## Given instruction
Reproduce verbatim the rows below, beginning with the line that contains "Pick out 19" and ending with the line that contains "Segment this screenshot: for", both included. Omit the pictures from your output.

## Working data
## Start

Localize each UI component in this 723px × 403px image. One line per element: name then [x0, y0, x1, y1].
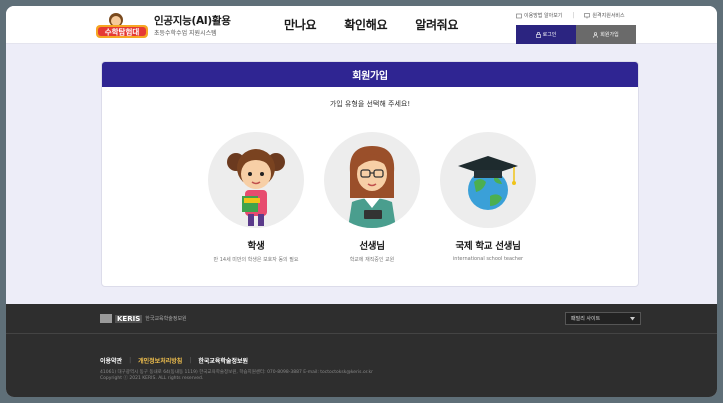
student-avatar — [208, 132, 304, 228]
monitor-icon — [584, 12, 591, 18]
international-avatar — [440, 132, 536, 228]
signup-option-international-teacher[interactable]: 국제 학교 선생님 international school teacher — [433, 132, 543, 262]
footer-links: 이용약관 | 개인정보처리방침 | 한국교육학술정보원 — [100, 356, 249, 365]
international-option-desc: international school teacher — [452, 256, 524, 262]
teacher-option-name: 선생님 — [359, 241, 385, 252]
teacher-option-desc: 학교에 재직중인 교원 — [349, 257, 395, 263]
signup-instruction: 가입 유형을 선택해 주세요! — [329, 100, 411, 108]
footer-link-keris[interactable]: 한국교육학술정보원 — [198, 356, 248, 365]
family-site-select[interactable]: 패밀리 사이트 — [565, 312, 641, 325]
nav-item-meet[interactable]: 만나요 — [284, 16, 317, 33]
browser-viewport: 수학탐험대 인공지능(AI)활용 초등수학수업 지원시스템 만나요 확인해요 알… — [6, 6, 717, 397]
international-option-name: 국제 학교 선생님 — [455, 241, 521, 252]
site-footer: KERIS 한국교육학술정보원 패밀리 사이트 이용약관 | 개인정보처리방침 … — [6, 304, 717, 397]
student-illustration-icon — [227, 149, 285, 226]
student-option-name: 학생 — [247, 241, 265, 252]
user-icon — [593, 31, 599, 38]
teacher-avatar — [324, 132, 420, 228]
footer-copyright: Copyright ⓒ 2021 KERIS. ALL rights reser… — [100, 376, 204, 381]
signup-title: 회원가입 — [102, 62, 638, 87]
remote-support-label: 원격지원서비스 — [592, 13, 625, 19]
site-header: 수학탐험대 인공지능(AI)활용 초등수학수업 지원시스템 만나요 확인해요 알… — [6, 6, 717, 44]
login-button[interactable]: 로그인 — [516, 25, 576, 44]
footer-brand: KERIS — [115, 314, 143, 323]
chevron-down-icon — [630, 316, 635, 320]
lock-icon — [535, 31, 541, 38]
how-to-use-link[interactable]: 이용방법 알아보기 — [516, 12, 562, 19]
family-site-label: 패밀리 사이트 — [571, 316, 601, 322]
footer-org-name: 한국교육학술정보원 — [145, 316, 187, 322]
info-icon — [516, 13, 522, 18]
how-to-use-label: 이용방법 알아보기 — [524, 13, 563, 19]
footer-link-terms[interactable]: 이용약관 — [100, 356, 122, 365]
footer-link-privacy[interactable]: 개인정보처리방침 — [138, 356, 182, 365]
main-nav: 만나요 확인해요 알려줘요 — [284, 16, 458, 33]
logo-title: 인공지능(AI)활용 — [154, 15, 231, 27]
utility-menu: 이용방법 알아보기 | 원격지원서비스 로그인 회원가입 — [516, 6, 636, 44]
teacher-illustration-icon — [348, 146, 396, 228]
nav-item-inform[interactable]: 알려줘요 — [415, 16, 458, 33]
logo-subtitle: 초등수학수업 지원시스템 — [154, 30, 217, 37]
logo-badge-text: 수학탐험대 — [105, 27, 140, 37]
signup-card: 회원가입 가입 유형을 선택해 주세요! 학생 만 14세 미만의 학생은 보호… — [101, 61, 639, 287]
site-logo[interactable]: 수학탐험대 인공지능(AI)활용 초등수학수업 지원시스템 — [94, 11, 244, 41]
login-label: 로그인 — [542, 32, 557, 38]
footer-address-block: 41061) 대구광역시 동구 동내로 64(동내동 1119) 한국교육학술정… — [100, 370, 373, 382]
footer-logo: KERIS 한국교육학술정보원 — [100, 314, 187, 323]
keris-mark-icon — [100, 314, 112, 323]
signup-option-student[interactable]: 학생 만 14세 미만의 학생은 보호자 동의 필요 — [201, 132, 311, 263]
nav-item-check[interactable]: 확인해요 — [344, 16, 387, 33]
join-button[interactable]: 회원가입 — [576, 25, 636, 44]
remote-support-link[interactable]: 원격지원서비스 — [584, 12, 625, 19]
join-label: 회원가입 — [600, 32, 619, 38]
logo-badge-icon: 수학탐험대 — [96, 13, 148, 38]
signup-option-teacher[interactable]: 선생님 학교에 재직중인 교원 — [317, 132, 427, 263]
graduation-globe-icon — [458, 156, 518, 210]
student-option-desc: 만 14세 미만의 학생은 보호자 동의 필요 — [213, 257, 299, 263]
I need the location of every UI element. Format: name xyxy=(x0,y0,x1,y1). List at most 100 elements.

## End
## Start

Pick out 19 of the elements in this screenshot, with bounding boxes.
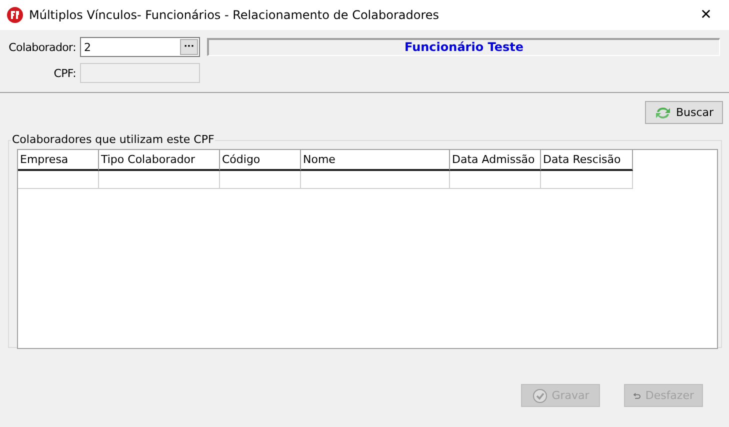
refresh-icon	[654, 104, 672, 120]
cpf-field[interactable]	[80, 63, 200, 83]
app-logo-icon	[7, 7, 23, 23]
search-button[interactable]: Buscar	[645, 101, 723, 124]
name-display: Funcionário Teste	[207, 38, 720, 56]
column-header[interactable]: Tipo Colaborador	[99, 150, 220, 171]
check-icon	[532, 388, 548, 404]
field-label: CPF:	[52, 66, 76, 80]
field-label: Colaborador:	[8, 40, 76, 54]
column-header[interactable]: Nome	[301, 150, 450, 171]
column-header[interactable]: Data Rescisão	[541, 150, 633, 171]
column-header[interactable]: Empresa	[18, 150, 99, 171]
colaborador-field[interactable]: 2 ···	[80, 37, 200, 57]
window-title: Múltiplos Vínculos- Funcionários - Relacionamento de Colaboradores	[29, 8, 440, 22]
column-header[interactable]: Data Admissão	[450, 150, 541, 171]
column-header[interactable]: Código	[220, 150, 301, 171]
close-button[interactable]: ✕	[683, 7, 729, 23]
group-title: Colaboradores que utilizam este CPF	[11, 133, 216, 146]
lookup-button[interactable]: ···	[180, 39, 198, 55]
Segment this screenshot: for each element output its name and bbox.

## End

## Solution
Pick out 19 of the elements in this screenshot, with bounding boxes.
refresh-icon	[654, 104, 672, 120]
cpf-field[interactable]	[80, 63, 200, 83]
app-logo-icon	[7, 7, 23, 23]
search-button[interactable]: Buscar	[645, 101, 723, 124]
name-display: Funcionário Teste	[207, 38, 720, 56]
column-header[interactable]: Tipo Colaborador	[99, 150, 220, 171]
check-icon	[532, 388, 548, 404]
field-label: CPF:	[52, 66, 76, 80]
field-label: Colaborador:	[8, 40, 76, 54]
column-header[interactable]: Nome	[301, 150, 450, 171]
column-header[interactable]: Data Rescisão	[541, 150, 633, 171]
column-header[interactable]: Empresa	[18, 150, 99, 171]
colaborador-field[interactable]: 2 ···	[80, 37, 200, 57]
window-title: Múltiplos Vínculos- Funcionários - Relacionamento de Colaboradores	[29, 8, 440, 22]
column-header[interactable]: Data Admissão	[450, 150, 541, 171]
column-header[interactable]: Código	[220, 150, 301, 171]
close-button[interactable]: ✕	[683, 7, 729, 23]
group-title: Colaboradores que utilizam este CPF	[11, 133, 216, 146]
lookup-button[interactable]: ···	[180, 39, 198, 55]
Segment this screenshot: for each element output its name and bbox.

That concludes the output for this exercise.